* The exercise *
From the listing below, return each line that includes "MEANS".

A run of records:
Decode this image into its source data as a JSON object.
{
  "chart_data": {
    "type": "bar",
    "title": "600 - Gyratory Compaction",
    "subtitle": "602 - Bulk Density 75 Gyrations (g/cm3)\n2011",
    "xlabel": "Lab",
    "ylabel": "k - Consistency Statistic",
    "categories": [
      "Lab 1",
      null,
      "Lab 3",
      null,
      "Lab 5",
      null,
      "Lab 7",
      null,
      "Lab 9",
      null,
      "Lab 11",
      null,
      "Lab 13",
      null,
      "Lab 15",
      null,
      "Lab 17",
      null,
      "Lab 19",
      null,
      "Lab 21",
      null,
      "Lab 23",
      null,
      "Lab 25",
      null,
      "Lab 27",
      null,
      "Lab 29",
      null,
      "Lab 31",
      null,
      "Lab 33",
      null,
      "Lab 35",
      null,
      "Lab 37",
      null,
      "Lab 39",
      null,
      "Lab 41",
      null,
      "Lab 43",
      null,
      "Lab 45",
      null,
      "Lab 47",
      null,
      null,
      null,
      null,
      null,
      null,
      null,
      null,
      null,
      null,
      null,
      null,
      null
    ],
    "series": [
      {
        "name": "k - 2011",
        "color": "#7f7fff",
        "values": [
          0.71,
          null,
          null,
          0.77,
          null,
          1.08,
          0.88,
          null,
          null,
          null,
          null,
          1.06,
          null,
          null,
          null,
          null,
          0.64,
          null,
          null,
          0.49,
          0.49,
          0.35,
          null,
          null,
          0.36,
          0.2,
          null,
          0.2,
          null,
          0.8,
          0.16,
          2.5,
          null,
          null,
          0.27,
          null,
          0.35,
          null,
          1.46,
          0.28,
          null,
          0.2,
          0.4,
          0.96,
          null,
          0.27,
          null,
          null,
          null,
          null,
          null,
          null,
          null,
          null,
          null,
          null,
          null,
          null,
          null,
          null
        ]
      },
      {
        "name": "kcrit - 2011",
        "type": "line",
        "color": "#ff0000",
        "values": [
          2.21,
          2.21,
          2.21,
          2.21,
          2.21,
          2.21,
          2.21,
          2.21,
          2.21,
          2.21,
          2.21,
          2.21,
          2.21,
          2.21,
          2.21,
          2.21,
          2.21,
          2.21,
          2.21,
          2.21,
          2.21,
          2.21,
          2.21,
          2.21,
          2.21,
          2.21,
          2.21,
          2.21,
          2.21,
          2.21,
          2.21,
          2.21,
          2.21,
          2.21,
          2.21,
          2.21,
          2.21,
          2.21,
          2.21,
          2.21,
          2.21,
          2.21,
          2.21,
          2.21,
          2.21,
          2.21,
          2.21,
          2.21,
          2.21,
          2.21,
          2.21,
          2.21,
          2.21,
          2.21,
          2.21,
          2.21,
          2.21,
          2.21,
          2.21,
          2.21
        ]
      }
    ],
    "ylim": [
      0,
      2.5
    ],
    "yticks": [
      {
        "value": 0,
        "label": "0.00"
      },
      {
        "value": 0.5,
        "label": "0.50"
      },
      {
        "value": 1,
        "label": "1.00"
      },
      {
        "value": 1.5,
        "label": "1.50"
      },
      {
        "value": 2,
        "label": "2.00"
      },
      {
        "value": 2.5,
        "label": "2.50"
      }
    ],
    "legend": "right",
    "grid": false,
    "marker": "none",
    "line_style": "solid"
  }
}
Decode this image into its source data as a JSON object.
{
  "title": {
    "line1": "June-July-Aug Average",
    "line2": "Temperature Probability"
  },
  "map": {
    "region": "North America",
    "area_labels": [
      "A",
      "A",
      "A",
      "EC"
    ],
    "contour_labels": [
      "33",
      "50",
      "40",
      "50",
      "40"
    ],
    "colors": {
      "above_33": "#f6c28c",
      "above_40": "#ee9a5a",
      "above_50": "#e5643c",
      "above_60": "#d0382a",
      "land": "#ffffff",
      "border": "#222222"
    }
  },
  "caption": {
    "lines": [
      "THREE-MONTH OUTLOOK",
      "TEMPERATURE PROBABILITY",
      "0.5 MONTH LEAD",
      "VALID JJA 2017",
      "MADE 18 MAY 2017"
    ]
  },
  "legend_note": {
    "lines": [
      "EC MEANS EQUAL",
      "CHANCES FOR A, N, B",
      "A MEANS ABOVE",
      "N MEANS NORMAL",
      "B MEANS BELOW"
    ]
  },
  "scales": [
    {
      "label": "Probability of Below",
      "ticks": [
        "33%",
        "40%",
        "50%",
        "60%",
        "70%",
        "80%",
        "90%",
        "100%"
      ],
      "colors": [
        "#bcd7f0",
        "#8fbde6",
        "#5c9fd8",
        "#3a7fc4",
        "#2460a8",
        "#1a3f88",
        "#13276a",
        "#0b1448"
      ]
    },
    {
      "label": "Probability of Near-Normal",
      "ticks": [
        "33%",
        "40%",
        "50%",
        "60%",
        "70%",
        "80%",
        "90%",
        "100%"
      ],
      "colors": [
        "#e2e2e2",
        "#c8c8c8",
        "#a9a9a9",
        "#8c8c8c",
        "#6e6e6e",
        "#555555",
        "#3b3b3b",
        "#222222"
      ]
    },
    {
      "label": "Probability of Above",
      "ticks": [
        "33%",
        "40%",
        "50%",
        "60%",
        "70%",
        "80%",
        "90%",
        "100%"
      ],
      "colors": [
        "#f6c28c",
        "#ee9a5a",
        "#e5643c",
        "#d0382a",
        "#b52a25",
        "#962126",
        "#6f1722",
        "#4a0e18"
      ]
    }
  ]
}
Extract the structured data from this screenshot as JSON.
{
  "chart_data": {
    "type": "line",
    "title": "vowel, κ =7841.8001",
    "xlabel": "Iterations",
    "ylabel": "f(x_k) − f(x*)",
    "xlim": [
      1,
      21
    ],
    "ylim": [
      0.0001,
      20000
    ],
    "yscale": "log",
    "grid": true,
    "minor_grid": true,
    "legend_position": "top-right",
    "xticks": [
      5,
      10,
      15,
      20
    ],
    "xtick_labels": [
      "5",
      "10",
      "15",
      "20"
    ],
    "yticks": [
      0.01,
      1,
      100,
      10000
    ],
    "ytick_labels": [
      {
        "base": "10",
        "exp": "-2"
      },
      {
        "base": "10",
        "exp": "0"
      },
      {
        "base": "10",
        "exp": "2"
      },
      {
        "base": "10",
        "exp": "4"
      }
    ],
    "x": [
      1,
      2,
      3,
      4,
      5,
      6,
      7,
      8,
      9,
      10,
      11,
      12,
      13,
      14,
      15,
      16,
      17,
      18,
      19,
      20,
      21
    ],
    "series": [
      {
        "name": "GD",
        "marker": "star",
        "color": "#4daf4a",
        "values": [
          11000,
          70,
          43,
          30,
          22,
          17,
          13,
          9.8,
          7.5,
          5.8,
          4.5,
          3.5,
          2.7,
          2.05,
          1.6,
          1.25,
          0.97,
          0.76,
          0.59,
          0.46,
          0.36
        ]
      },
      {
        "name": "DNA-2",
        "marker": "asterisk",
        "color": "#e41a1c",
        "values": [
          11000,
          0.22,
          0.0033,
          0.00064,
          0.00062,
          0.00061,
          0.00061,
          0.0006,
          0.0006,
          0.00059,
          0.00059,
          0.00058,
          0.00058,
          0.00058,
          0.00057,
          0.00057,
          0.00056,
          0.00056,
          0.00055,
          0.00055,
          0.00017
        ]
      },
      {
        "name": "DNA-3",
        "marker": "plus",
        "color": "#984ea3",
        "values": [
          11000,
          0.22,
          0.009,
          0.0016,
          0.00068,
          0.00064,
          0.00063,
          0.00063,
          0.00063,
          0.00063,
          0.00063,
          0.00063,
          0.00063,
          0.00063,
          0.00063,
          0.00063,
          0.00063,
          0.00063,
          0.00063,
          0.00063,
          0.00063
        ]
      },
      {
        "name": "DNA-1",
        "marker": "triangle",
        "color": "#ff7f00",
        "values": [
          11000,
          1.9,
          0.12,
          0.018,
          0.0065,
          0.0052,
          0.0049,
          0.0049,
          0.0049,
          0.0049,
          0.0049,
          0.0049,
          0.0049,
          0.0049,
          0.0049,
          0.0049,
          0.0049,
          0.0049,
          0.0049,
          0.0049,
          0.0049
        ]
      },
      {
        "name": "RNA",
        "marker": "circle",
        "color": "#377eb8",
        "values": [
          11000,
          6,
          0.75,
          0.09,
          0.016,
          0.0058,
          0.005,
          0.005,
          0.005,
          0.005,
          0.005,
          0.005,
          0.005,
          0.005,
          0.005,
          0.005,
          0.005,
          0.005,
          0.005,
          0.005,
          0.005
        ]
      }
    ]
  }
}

* Solved problem *
      "EC MEANS EQUAL",
      "A MEANS ABOVE",
      "N MEANS NORMAL",
      "B MEANS BELOW"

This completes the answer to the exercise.